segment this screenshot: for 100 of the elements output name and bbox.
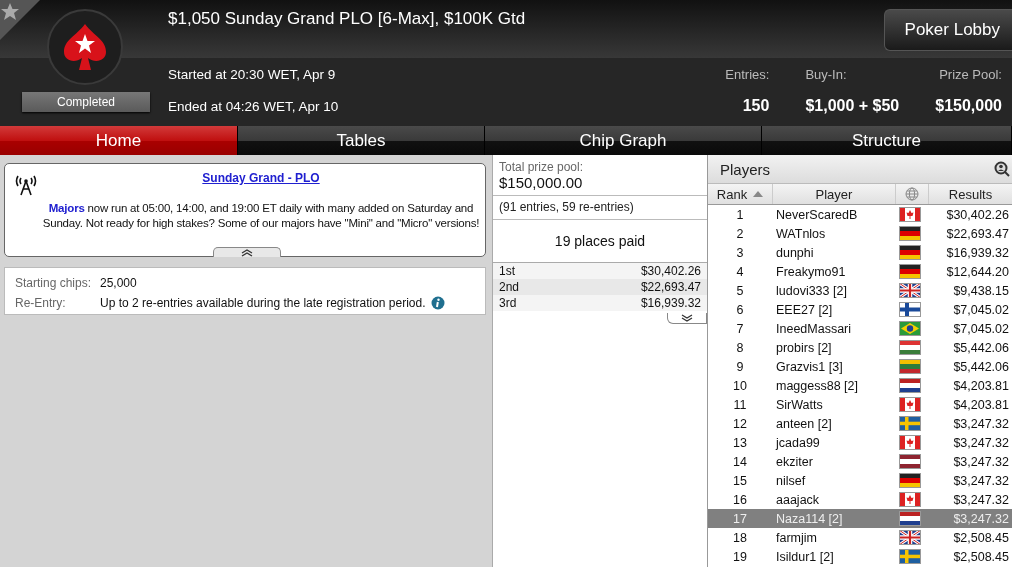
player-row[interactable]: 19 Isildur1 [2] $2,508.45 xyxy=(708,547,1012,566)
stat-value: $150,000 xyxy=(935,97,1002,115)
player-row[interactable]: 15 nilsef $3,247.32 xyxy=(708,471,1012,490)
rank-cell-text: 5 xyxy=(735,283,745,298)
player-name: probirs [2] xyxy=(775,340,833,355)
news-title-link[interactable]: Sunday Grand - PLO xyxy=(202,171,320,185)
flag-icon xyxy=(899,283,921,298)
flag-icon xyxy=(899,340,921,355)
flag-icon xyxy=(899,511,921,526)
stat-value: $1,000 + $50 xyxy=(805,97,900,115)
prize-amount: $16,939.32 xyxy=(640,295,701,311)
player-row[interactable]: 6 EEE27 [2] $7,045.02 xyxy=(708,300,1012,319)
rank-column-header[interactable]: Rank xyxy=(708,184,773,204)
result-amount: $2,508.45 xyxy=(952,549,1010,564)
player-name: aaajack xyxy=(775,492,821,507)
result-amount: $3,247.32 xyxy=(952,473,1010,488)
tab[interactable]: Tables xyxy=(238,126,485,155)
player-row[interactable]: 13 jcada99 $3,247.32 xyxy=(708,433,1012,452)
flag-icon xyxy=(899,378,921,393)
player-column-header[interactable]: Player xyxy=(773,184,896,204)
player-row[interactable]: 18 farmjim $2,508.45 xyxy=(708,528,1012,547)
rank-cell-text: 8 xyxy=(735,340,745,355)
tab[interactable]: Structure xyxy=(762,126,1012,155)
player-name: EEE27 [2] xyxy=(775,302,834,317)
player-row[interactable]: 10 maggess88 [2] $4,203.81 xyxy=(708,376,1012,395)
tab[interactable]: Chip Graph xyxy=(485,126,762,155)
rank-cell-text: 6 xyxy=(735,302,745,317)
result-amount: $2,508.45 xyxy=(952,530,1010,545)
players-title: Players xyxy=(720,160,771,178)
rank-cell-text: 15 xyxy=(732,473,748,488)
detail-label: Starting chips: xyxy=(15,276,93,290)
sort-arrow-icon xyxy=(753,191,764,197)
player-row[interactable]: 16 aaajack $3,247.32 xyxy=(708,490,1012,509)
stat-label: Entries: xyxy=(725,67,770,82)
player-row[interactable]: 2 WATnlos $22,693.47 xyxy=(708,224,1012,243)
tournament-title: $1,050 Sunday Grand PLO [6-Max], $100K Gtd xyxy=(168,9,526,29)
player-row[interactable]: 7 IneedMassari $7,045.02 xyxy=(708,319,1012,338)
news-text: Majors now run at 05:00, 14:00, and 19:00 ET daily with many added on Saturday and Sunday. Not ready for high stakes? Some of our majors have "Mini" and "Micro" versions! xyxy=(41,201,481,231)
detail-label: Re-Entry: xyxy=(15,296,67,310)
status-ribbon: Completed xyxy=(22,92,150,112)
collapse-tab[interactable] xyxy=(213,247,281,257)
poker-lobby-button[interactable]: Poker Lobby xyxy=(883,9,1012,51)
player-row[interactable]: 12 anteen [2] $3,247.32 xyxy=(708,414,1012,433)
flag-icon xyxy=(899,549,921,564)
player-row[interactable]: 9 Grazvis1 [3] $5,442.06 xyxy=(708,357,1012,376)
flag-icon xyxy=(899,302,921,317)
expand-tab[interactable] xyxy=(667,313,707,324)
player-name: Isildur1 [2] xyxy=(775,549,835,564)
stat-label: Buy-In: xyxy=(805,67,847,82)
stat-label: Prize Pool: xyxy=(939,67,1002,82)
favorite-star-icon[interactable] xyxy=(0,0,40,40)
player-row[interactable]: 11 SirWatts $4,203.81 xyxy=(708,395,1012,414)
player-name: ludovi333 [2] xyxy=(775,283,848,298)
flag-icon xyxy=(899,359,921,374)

---+---

#### [STATED GOAL]
In the records, change each "flag-icon" to "country-flag" from the line with "player-row[interactable]: 19 Isildur1" to the line with "result-amount: $2,508.45 xyxy=(952,530,1010,545)", leaving everything else unchanged. Give back only those lines.

#### [REPLY]
player-row[interactable]: 19 Isildur1 [2] $2,508.45 xyxy=(708,547,1012,566)
stat-value: $150,000 xyxy=(935,97,1002,115)
player-row[interactable]: 15 nilsef $3,247.32 xyxy=(708,471,1012,490)
rank-cell-text: 5 xyxy=(735,283,745,298)
player-name: probirs [2] xyxy=(775,340,833,355)
news-title-link[interactable]: Sunday Grand - PLO xyxy=(202,171,320,185)
country-flag xyxy=(899,283,921,298)
country-flag xyxy=(899,340,921,355)
country-flag xyxy=(899,511,921,526)
stat-value: $1,000 + $50 xyxy=(805,97,900,115)
prize-amount: $16,939.32 xyxy=(640,295,701,311)
player-row[interactable]: 6 EEE27 [2] $7,045.02 xyxy=(708,300,1012,319)
rank-column-header[interactable]: Rank xyxy=(708,184,773,204)
result-amount: $2,508.45 xyxy=(952,549,1010,564)
player-name: aaajack xyxy=(775,492,821,507)
result-amount: $3,247.32 xyxy=(952,473,1010,488)
tab[interactable]: Tables xyxy=(238,126,485,155)
player-row[interactable]: 13 jcada99 $3,247.32 xyxy=(708,433,1012,452)
country-flag xyxy=(899,378,921,393)
player-column-header[interactable]: Player xyxy=(773,184,896,204)
player-row[interactable]: 18 farmjim $2,508.45 xyxy=(708,528,1012,547)
rank-cell-text: 8 xyxy=(735,340,745,355)
tab[interactable]: Structure xyxy=(762,126,1012,155)
player-name: EEE27 [2] xyxy=(775,302,834,317)
player-row[interactable]: 10 maggess88 [2] $4,203.81 xyxy=(708,376,1012,395)
tab[interactable]: Chip Graph xyxy=(485,126,762,155)
rank-cell-text: 6 xyxy=(735,302,745,317)
result-amount: $2,508.45 xyxy=(952,530,1010,545)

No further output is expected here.